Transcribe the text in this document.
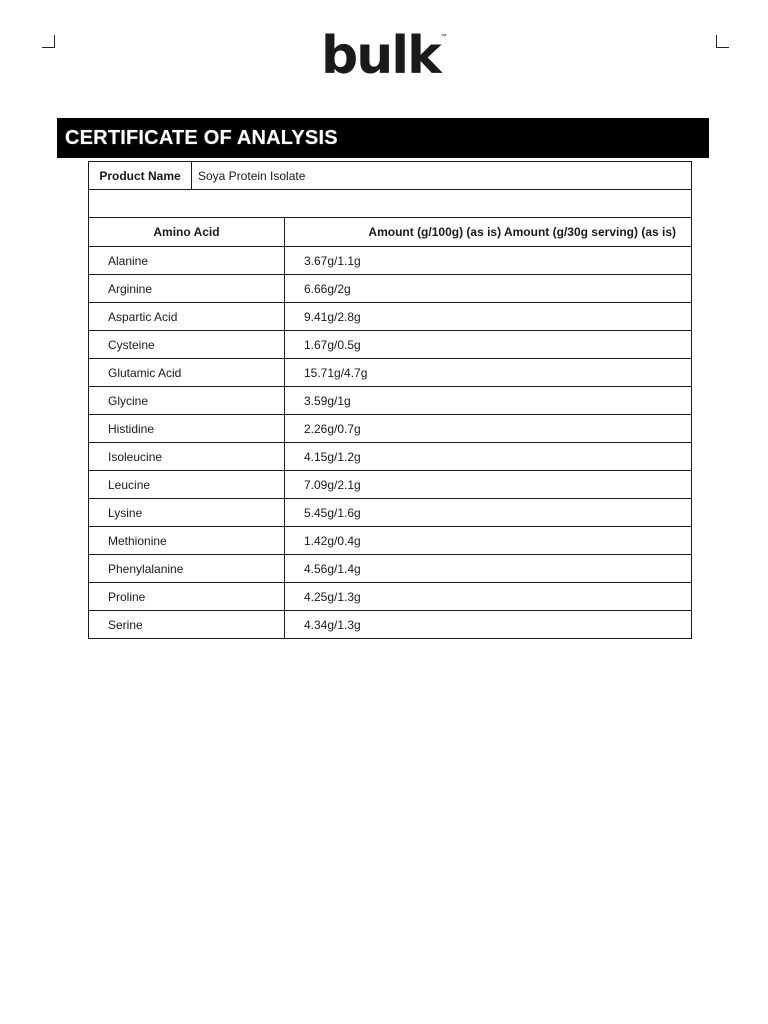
bulk ™
CERTIFICATE OF ANALYSIS
Product Name	Soya Protein Isolate	

Amino Acid		Amount (g/100g) (as is) Amount (g/30g serving) (as is)
Alanine		3.67g/1.1g
Arginine		6.66g/2g
Aspartic Acid		9.41g/2.8g
Cysteine		1.67g/0.5g
Glutamic Acid		15.71g/4.7g
Glycine		3.59g/1g
Histidine		2.26g/0.7g
Isoleucine		4.15g/1.2g
Leucine		7.09g/2.1g
Lysine		5.45g/1.6g
Methionine		1.42g/0.4g
Phenylalanine		4.56g/1.4g
Proline		4.25g/1.3g
Serine		4.34g/1.3g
-.-.-
Count how many lines in the listing above hold "Acid". Supply only that number.

__Solution to the problem__. 3